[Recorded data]
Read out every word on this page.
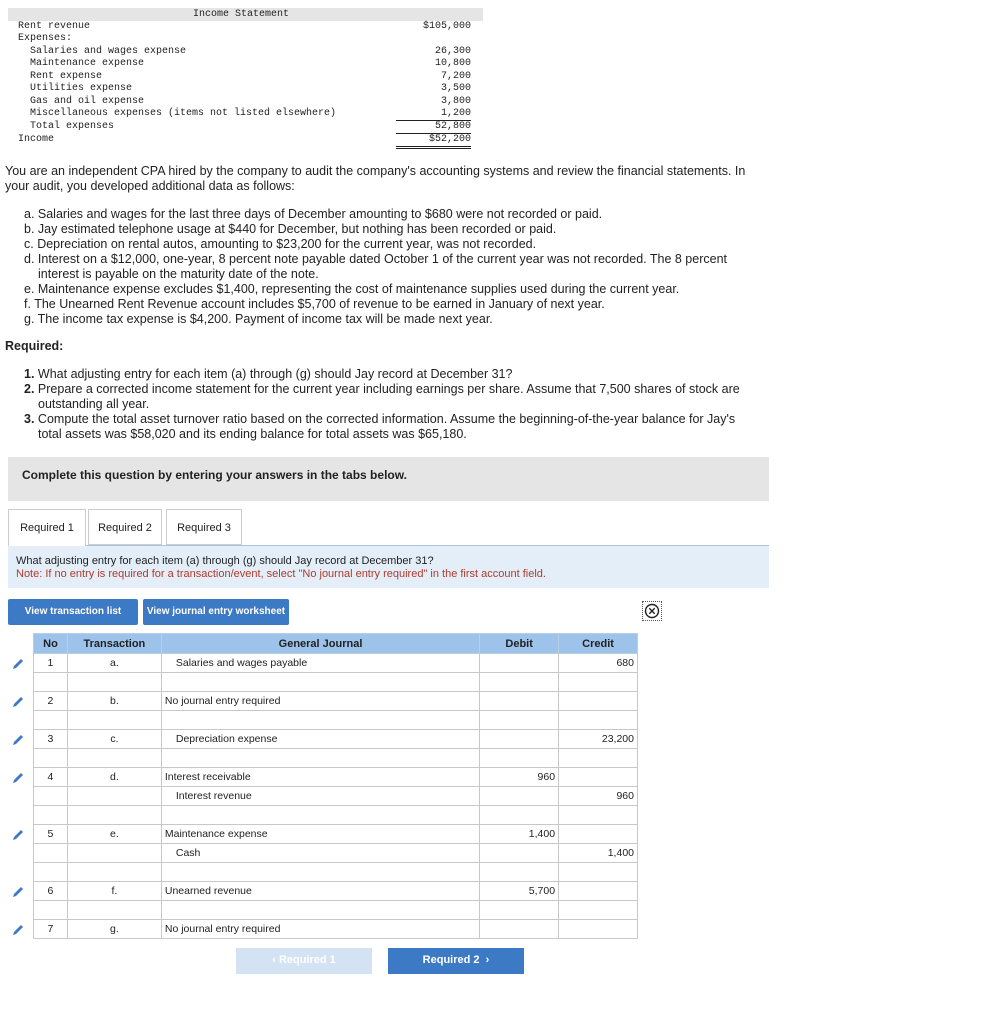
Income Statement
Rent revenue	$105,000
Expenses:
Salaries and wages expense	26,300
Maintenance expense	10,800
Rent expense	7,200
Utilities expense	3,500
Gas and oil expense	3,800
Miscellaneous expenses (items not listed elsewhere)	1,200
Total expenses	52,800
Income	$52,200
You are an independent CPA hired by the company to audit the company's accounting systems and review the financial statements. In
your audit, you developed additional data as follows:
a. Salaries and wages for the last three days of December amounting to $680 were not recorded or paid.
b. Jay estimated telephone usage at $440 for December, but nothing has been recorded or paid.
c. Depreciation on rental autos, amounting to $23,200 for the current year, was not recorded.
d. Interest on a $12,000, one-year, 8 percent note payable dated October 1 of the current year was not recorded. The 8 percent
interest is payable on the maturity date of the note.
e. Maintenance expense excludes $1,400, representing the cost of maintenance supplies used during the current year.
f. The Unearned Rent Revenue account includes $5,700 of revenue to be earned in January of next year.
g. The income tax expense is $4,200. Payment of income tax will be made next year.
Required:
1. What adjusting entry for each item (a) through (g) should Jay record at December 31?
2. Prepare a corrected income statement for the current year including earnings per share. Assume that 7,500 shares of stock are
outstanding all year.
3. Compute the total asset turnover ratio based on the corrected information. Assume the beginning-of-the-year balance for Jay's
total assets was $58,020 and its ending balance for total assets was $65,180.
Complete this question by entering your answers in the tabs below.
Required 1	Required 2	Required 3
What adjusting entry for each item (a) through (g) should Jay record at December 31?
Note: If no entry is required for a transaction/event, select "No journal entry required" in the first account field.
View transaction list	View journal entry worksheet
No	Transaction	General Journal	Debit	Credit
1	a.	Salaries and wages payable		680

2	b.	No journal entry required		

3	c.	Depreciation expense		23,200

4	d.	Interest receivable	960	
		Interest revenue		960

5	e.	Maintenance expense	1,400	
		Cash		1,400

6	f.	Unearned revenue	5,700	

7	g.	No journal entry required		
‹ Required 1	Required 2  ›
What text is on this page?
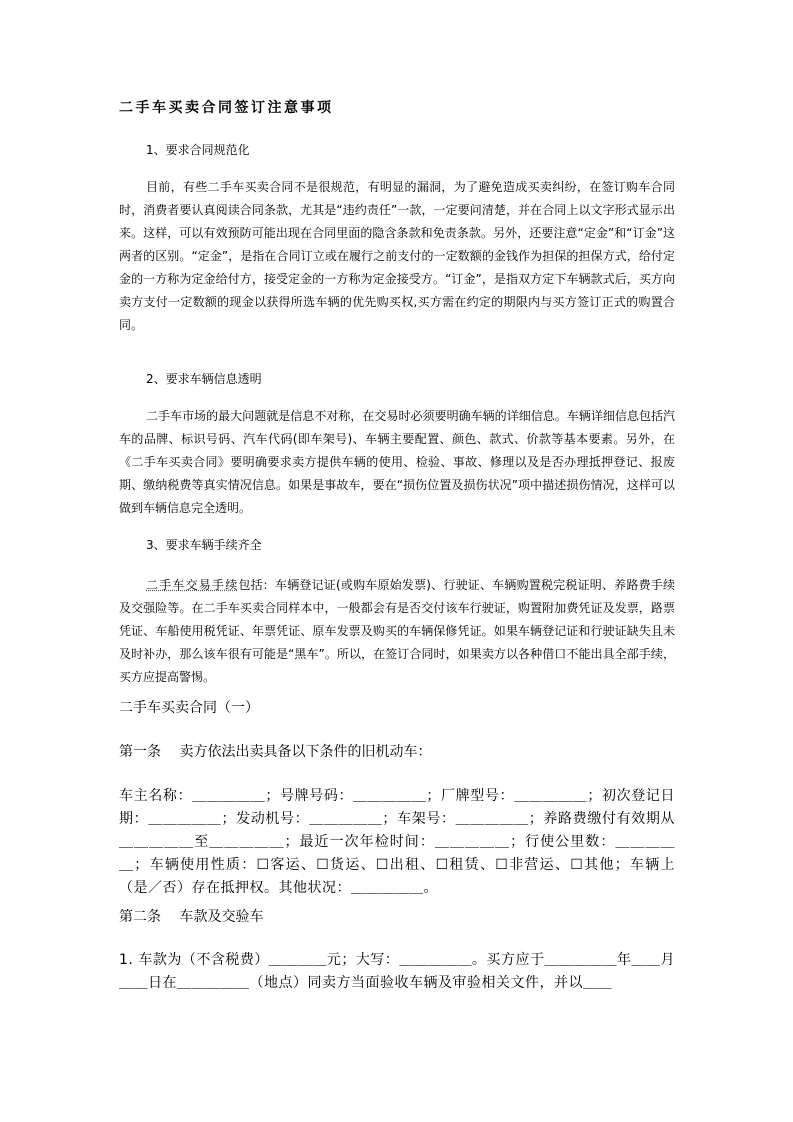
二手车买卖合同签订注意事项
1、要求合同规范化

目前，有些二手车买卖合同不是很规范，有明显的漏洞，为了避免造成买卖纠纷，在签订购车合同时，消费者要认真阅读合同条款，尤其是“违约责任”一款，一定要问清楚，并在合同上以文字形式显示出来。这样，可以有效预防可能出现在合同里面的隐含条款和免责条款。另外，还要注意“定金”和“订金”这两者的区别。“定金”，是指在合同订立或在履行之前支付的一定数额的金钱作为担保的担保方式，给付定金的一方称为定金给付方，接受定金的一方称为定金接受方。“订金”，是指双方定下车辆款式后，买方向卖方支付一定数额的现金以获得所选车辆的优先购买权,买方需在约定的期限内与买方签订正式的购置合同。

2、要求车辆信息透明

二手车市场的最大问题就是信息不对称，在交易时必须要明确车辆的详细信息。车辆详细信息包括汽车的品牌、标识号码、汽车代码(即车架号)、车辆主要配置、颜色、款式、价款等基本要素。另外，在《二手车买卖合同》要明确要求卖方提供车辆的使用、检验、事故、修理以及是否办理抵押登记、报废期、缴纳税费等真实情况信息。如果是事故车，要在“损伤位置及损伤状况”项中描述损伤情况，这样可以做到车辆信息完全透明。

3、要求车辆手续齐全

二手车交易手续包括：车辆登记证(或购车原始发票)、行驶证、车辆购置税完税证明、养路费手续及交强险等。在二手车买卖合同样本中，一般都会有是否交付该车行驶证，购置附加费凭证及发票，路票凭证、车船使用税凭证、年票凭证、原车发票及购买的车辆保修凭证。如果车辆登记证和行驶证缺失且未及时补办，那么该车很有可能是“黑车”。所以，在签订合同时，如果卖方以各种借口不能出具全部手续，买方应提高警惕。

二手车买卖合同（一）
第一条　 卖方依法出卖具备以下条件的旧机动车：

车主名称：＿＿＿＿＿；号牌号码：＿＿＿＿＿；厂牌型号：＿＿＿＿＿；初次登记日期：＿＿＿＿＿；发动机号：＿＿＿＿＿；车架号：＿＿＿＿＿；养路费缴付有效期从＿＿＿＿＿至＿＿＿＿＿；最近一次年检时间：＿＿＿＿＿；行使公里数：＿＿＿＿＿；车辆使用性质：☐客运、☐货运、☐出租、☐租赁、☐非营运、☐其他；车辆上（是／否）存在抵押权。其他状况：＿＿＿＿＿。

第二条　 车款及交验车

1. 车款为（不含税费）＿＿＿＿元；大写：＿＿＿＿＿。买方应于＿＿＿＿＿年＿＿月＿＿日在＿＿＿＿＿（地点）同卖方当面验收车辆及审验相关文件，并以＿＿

==

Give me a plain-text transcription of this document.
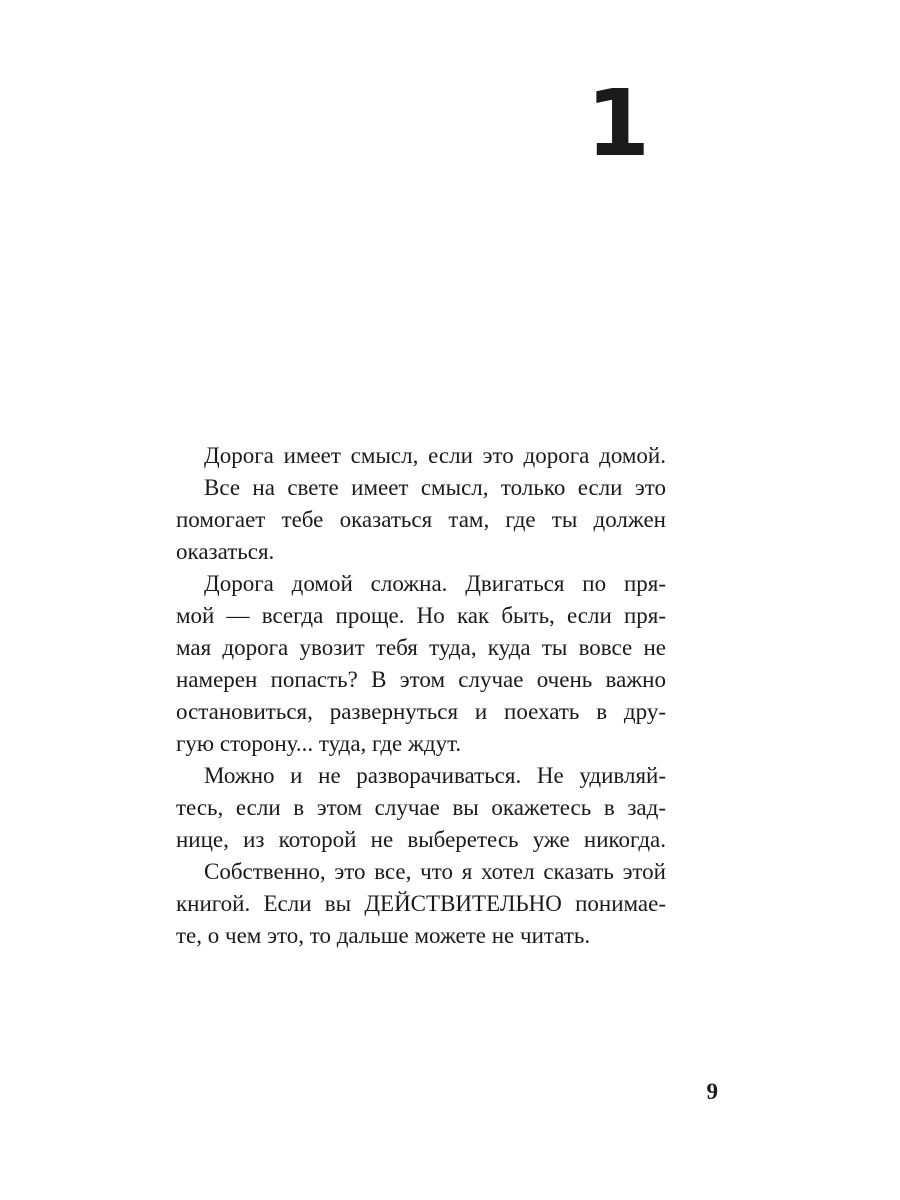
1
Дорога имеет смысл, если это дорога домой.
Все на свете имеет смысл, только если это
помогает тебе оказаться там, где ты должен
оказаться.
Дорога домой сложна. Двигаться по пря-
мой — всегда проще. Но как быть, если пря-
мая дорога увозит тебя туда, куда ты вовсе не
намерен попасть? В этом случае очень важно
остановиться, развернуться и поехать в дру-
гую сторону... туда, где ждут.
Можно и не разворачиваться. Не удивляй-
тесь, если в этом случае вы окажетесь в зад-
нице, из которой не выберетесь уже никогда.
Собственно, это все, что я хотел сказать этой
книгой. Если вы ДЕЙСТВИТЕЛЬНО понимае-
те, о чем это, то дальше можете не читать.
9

*Exercise directions*
Gather all lines from the records above in which "смысл" appears.

*Response*
Дорога имеет смысл, если это дорога домой.
Все на свете имеет смысл, только если это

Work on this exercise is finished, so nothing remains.